WRITTEN INSTRUCTION: List all the lines in these records that hold "financial".

EXTRACTED RECORDS:
○ ○ ○ ○ ○
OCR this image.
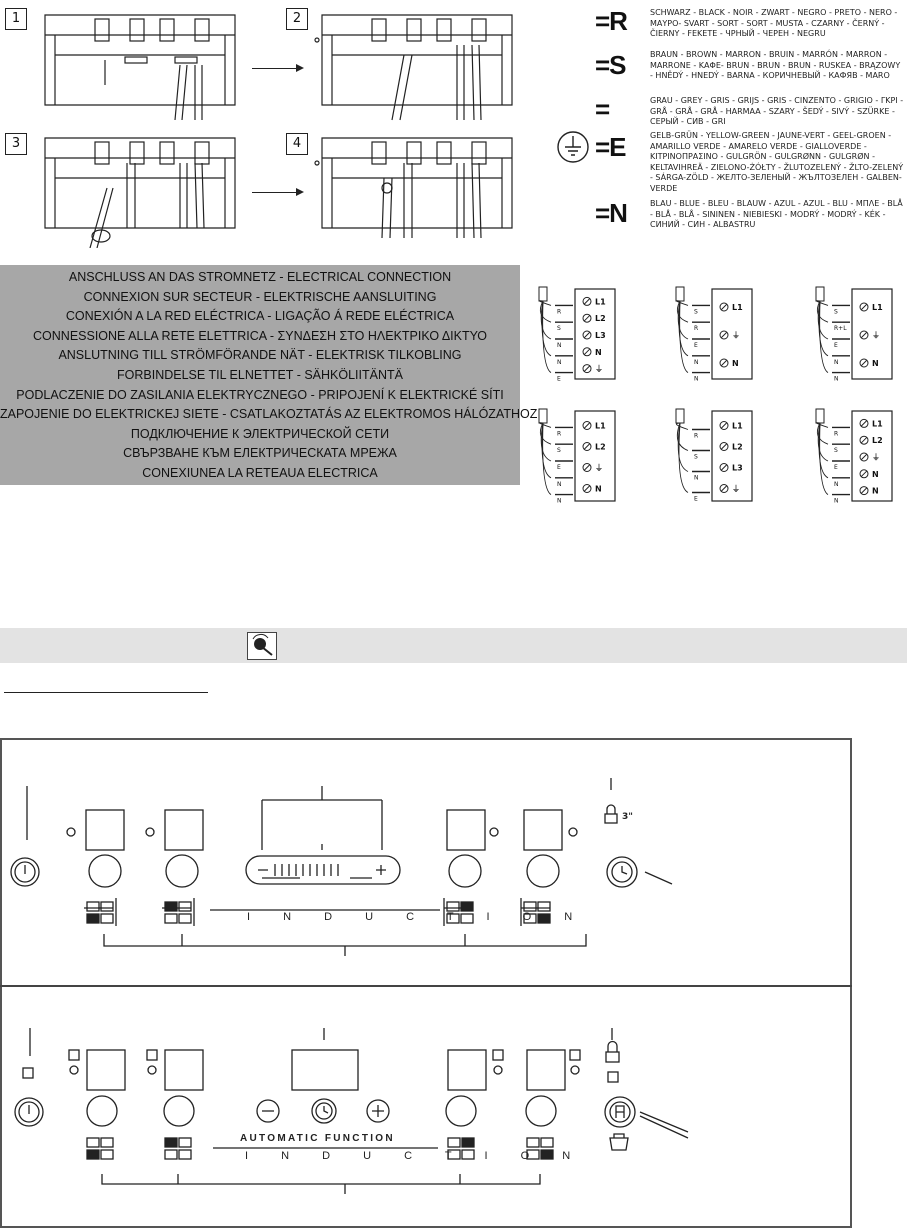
1	2
3	4
=R	SCHWARZ - BLACK - NOIR - ZWART - NEGRO - PRETO - NERO - ΜΑΥΡΟ- SVART - SORT - SORT - MUSTA - CZARNY - ČERNÝ - ČIERNY - FEKETE - ЧРНЫЙ - ЧЕРЕН - NEGRU
=S	BRAUN - BROWN - MARRON - BRUIN - MARRÓN - MARRON - MARRONE - ΚΑΦΕ- BRUN - BRUN - BRUN - RUSKEA - BRĄZOWY - HNĚDÝ - HNEDÝ - BARNA - КОРИЧНЕВЫЙ - КАФЯВ - MARO
=	GRAU - GREY - GRIS - GRIJS - GRIS - CINZENTO - GRIGIO - ΓΚΡΙ - GRÅ - GRÅ - GRÅ - HARMAA - SZARY - ŠEDÝ - SIVÝ - SZÜRKE - СЕРЫЙ - СИВ - GRI
=E	GELB-GRÜN - YELLOW-GREEN - JAUNE-VERT - GEEL-GROEN - AMARILLO VERDE - AMARELO VERDE - GIALLOVERDE - ΚΙΤΡΙΝΟΠΡΑΣΙΝΟ - GULGRÖN - GULGRØNN - GULGRØN - KELTAVIHREÄ - ZIELONO-ŻÓŁTY - ŽLUTOZELENÝ - ŽLTO-ZELENÝ - SÁRGA-ZÖLD - ЖЕЛТО-ЗЕЛЕНЫЙ - ЖЪЛТОЗЕЛЕН - GALBEN-VERDE
=N	BLAU - BLUE - BLEU - BLAUW - AZUL - AZUL - BLU - ΜΠΛΕ - BLÅ - BLÅ - BLÅ - SININEN - NIEBIESKI - MODRÝ - MODRÝ - KÉK - СИНИЙ - СИН - ALBASTRU
ANSCHLUSS AN DAS STROMNETZ - ELECTRICAL CONNECTION
CONNEXION SUR SECTEUR - ELEKTRISCHE AANSLUITING
CONEXIÓN A LA RED ELÉCTRICA - LIGAÇÃO Á REDE ELÉCTRICA
CONNESSIONE ALLA RETE ELETTRICA - ΣΥΝΔΕΣΗ ΣΤΟ ΗΛΕΚΤΡΙΚΟ ΔΙΚΤΥΟ
ANSLUTNING TILL STRÖMFÖRANDE NÄT - ELEKTRISK TILKOBLING
FORBINDELSE TIL ELNETTET - SÄHKÖLIITÄNTÄ
PODLACZENIE DO ZASILANIA ELEKTRYCZNEGO - PRIPOJENÍ K ELEKTRICKÉ SÍTI
ZAPOJENIE DO ELEKTRICKEJ SIETE - CSATLAKOZTATÁS AZ ELEKTROMOS HÁLÓZATHOZ
ПОДКЛЮЧЕНИЕ К ЭЛЕКТРИЧЕСКОЙ СЕТИ
СВЪРЗВАНЕ КЪМ ЕЛЕКТРИЧЕСКАТА МРЕЖА
CONEXIUNEA LA RETEAUA ELECTRICA
L1
L2
L3
N
⏚
R
S
N
N
E
L1
⏚
N
S
R
E
N
N
L1
⏚
N
S
R+L
E
N
N
L1
L2
⏚
N
R
S
E
N
N
L1
L2
L3
⏚
R
S
N
E
L1
L2
⏚
N
N
R
S
E
N
N
I N D U C T I O N
3"
AUTOMATIC FUNCTION
I N D U C T I O N
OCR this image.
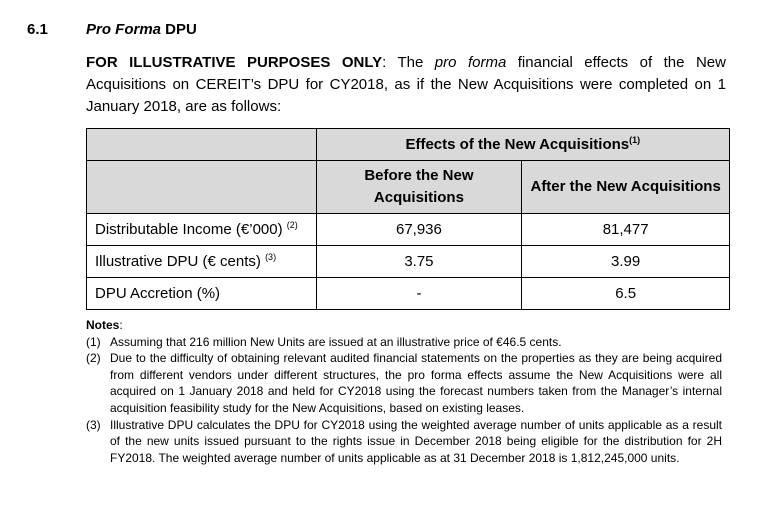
6.1	Pro Forma DPU
FOR ILLUSTRATIVE PURPOSES ONLY: The pro forma financial effects of the New Acquisitions on CEREIT’s DPU for CY2018, as if the New Acquisitions were completed on 1 January 2018, are as follows:
	Effects of the New Acquisitions$^{(1)}$
	Before the New Acquisitions	After the New Acquisitions
Distributable Income (€’000) $^{(2)}$	67,936	81,477
Illustrative DPU (€ cents) $^{(3)}$	3.75	3.99
DPU Accretion (%)	-	6.5
Notes:
(1) Assuming that 216 million New Units are issued at an illustrative price of €46.5 cents.
(2) Due to the difficulty of obtaining relevant audited financial statements on the properties as they are being acquired from different vendors under different structures, the pro forma effects assume the New Acquisitions were all acquired on 1 January 2018 and held for CY2018 using the forecast numbers taken from the Manager’s internal acquisition feasibility study for the New Acquisitions, based on existing leases.
(3) Illustrative DPU calculates the DPU for CY2018 using the weighted average number of units applicable as a result of the new units issued pursuant to the rights issue in December 2018 being eligible for the distribution for 2H FY2018. The weighted average number of units applicable as at 31 December 2018 is 1,812,245,000 units.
○ ○ ○ ○ ○
REPLY:
FOR ILLUSTRATIVE PURPOSES ONLY: The pro forma financial effects of the New Acquisitions on CEREIT’s DPU for CY2018, as if the New Acquisitions were completed on 1 January 2018, are as follows:
(2) Due to the difficulty of obtaining relevant audited financial statements on the properties as they are being acquired from different vendors under different structures, the pro forma effects assume the New Acquisitions were all acquired on 1 January 2018 and held for CY2018 using the forecast numbers taken from the Manager’s internal acquisition feasibility study for the New Acquisitions, based on existing leases.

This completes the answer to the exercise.